Work to be completed
Without omitting anything, return the records precisely as given.

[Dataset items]

* * *

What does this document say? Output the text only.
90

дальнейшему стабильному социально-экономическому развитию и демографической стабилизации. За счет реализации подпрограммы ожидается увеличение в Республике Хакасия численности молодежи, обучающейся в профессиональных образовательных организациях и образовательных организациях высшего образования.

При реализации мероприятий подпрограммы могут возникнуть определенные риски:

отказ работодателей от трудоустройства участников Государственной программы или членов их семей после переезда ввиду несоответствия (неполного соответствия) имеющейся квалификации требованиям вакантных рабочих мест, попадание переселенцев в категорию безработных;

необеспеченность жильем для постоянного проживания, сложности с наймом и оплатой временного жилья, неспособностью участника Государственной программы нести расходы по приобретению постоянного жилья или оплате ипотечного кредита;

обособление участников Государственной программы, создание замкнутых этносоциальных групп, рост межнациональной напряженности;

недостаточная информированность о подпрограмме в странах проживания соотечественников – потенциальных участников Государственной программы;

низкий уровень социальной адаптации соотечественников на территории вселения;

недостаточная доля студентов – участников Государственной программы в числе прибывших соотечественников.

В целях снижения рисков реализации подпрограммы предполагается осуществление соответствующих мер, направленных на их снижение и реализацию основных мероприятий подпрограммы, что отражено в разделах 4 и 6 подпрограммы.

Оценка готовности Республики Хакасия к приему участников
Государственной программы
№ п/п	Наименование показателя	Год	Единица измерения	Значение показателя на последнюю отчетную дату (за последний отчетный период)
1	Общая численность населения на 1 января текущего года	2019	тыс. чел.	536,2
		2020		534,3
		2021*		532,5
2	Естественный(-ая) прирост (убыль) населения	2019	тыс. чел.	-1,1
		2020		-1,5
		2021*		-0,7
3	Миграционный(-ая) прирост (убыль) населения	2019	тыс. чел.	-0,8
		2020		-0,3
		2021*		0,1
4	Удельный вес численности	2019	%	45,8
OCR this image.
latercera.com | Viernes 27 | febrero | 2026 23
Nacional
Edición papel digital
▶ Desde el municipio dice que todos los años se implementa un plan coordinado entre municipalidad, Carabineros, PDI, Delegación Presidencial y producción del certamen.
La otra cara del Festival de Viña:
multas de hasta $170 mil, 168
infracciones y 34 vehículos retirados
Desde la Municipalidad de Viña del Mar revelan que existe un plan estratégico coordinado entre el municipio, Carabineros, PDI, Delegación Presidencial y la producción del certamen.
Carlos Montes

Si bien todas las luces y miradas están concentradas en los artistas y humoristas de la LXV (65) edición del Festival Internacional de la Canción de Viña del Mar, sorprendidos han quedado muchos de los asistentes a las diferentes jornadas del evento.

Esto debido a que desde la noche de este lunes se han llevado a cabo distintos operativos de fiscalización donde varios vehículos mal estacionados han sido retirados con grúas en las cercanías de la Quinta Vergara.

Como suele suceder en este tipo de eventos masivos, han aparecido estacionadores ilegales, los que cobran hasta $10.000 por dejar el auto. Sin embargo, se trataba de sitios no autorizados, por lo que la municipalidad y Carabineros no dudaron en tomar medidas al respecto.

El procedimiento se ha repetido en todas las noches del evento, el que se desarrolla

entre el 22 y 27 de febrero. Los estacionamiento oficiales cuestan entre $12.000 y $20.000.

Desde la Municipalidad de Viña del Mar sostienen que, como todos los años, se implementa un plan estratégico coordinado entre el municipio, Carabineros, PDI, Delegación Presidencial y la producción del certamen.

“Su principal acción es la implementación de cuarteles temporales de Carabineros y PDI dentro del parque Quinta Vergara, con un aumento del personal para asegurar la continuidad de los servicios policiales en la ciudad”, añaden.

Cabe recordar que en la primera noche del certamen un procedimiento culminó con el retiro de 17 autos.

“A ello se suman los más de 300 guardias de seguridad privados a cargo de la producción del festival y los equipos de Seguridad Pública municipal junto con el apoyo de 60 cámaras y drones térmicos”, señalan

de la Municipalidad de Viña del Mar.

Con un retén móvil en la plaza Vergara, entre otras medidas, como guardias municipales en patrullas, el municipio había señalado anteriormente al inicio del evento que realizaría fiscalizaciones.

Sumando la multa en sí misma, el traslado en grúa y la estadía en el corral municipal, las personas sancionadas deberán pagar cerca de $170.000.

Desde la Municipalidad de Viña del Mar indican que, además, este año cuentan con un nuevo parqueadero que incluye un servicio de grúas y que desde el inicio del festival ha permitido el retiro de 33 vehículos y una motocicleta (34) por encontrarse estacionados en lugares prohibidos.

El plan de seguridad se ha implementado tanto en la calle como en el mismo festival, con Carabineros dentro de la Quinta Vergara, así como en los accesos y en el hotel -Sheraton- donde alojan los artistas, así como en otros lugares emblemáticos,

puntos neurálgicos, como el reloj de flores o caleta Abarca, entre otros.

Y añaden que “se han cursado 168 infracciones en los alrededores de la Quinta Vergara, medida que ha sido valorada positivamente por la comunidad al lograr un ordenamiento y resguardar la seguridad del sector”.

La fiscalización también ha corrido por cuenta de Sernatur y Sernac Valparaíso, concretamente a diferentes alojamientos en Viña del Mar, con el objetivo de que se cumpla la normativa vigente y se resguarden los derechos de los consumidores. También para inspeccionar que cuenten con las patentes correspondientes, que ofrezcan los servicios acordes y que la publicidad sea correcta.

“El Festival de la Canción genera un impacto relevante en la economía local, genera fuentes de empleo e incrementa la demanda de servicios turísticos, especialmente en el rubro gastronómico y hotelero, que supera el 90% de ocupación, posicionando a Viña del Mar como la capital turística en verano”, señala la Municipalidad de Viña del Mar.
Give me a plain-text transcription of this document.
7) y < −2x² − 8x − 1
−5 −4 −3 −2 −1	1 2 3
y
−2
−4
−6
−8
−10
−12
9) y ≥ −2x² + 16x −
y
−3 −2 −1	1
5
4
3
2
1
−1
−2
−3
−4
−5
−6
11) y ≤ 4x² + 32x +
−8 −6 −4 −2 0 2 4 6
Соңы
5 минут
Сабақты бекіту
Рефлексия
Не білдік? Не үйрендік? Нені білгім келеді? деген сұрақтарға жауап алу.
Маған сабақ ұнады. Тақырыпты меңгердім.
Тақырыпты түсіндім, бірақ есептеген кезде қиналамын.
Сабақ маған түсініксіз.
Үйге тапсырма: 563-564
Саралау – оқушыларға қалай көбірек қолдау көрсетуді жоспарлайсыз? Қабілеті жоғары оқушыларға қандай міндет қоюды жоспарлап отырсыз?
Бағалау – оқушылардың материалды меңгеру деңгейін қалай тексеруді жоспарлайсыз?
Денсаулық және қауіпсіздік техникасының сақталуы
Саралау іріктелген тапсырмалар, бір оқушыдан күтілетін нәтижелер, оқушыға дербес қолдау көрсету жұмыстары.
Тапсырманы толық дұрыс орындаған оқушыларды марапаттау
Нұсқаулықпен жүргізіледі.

* * *

Task result
What does this document say? Output the text only.
90

дальнейшему стабильному социально-экономическому развитию и демографической стабилизации. За счет реализации подпрограммы ожидается увеличение в Республике Хакасия численности молодежи, обучающейся в профессиональных образовательных организациях и образовательных организациях высшего образования.

При реализации мероприятий подпрограммы могут возникнуть определенные риски:

отказ работодателей от трудоустройства участников Государственной программы или членов их семей после переезда ввиду несоответствия (неполного соответствия) имеющейся квалификации требованиям вакантных рабочих мест, попадание переселенцев в категорию безработных;

необеспеченность жильем для постоянного проживания, сложности с наймом и оплатой временного жилья, неспособностью участника Государственной программы нести расходы по приобретению постоянного жилья или оплате ипотечного кредита;

обособление участников Государственной программы, создание замкнутых этносоциальных групп, рост межнациональной напряженности;

недостаточная информированность о подпрограмме в странах проживания соотечественников – потенциальных участников Государственной программы;

низкий уровень социальной адаптации соотечественников на территории вселения;

недостаточная доля студентов – участников Государственной программы в числе прибывших соотечественников.

В целях снижения рисков реализации подпрограммы предполагается осуществление соответствующих мер, направленных на их снижение и реализацию основных мероприятий подпрограммы, что отражено в разделах 4 и 6 подпрограммы.

Оценка готовности Республики Хакасия к приему участников
Государственной программы
№ п/п	Наименование показателя	Год	Единица измерения	Значение показателя на последнюю отчетную дату (за последний отчетный период)
1	Общая численность населения на 1 января текущего года	2019	тыс. чел.	536,2
		2020		534,3
		2021*		532,5
2	Естественный(-ая) прирост (убыль) населения	2019	тыс. чел.	-1,1
		2020		-1,5
		2021*		-0,7
3	Миграционный(-ая) прирост (убыль) населения	2019	тыс. чел.	-0,8
		2020		-0,3
		2021*		0,1
4	Удельный вес численности	2019	%	45,8
OCR this image.
latercera.com | Viernes 27 | febrero | 2026 23
Nacional
Edición papel digital
▶ Desde el municipio dice que todos los años se implementa un plan coordinado entre municipalidad, Carabineros, PDI, Delegación Presidencial y producción del certamen.
La otra cara del Festival de Viña:
multas de hasta $170 mil, 168
infracciones y 34 vehículos retirados
Desde la Municipalidad de Viña del Mar revelan que existe un plan estratégico coordinado entre el municipio, Carabineros, PDI, Delegación Presidencial y la producción del certamen.
Carlos Montes

Si bien todas las luces y miradas están concentradas en los artistas y humoristas de la LXV (65) edición del Festival Internacional de la Canción de Viña del Mar, sorprendidos han quedado muchos de los asistentes a las diferentes jornadas del evento.

Esto debido a que desde la noche de este lunes se han llevado a cabo distintos operativos de fiscalización donde varios vehículos mal estacionados han sido retirados con grúas en las cercanías de la Quinta Vergara.

Como suele suceder en este tipo de eventos masivos, han aparecido estacionadores ilegales, los que cobran hasta $10.000 por dejar el auto. Sin embargo, se trataba de sitios no autorizados, por lo que la municipalidad y Carabineros no dudaron en tomar medidas al respecto.

El procedimiento se ha repetido en todas las noches del evento, el que se desarrolla

entre el 22 y 27 de febrero. Los estacionamiento oficiales cuestan entre $12.000 y $20.000.

Desde la Municipalidad de Viña del Mar sostienen que, como todos los años, se implementa un plan estratégico coordinado entre el municipio, Carabineros, PDI, Delegación Presidencial y la producción del certamen.

“Su principal acción es la implementación de cuarteles temporales de Carabineros y PDI dentro del parque Quinta Vergara, con un aumento del personal para asegurar la continuidad de los servicios policiales en la ciudad”, añaden.

Cabe recordar que en la primera noche del certamen un procedimiento culminó con el retiro de 17 autos.

“A ello se suman los más de 300 guardias de seguridad privados a cargo de la producción del festival y los equipos de Seguridad Pública municipal junto con el apoyo de 60 cámaras y drones térmicos”, señalan

de la Municipalidad de Viña del Mar.

Con un retén móvil en la plaza Vergara, entre otras medidas, como guardias municipales en patrullas, el municipio había señalado anteriormente al inicio del evento que realizaría fiscalizaciones.

Sumando la multa en sí misma, el traslado en grúa y la estadía en el corral municipal, las personas sancionadas deberán pagar cerca de $170.000.

Desde la Municipalidad de Viña del Mar indican que, además, este año cuentan con un nuevo parqueadero que incluye un servicio de grúas y que desde el inicio del festival ha permitido el retiro de 33 vehículos y una motocicleta (34) por encontrarse estacionados en lugares prohibidos.

El plan de seguridad se ha implementado tanto en la calle como en el mismo festival, con Carabineros dentro de la Quinta Vergara, así como en los accesos y en el hotel -Sheraton- donde alojan los artistas, así como en otros lugares emblemáticos,

puntos neurálgicos, como el reloj de flores o caleta Abarca, entre otros.

Y añaden que “se han cursado 168 infracciones en los alrededores de la Quinta Vergara, medida que ha sido valorada positivamente por la comunidad al lograr un ordenamiento y resguardar la seguridad del sector”.

La fiscalización también ha corrido por cuenta de Sernatur y Sernac Valparaíso, concretamente a diferentes alojamientos en Viña del Mar, con el objetivo de que se cumpla la normativa vigente y se resguarden los derechos de los consumidores. También para inspeccionar que cuenten con las patentes correspondientes, que ofrezcan los servicios acordes y que la publicidad sea correcta.

“El Festival de la Canción genera un impacto relevante en la economía local, genera fuentes de empleo e incrementa la demanda de servicios turísticos, especialmente en el rubro gastronómico y hotelero, que supera el 90% de ocupación, posicionando a Viña del Mar como la capital turística en verano”, señala la Municipalidad de Viña del Mar.
Give me a plain-text transcription of this document.
7) y < −2x² − 8x − 1
−5 −4 −3 −2 −1	1 2 3
y
−2
−4
−6
−8
−10
−12
9) y ≥ −2x² + 16x −
y
−3 −2 −1	1
5
4
3
2
1
−1
−2
−3
−4
−5
−6
11) y ≤ 4x² + 32x +
−8 −6 −4 −2 0 2 4 6
Соңы
5 минут
Сабақты бекіту
Рефлексия
Не білдік? Не үйрендік? Нені білгім келеді? деген сұрақтарға жауап алу.
Маған сабақ ұнады. Тақырыпты меңгердім.
Тақырыпты түсіндім, бірақ есептеген кезде қиналамын.
Сабақ маған түсініксіз.
Үйге тапсырма: 563-564
Саралау – оқушыларға қалай көбірек қолдау көрсетуді жоспарлайсыз? Қабілеті жоғары оқушыларға қандай міндет қоюды жоспарлап отырсыз?
Бағалау – оқушылардың материалды меңгеру деңгейін қалай тексеруді жоспарлайсыз?
Денсаулық және қауіпсіздік техникасының сақталуы
Саралау іріктелген тапсырмалар, бір оқушыдан күтілетін нәтижелер, оқушыға дербес қолдау көрсету жұмыстары.
Тапсырманы толық дұрыс орындаған оқушыларды марапаттау
Нұсқаулықпен жүргізіледі.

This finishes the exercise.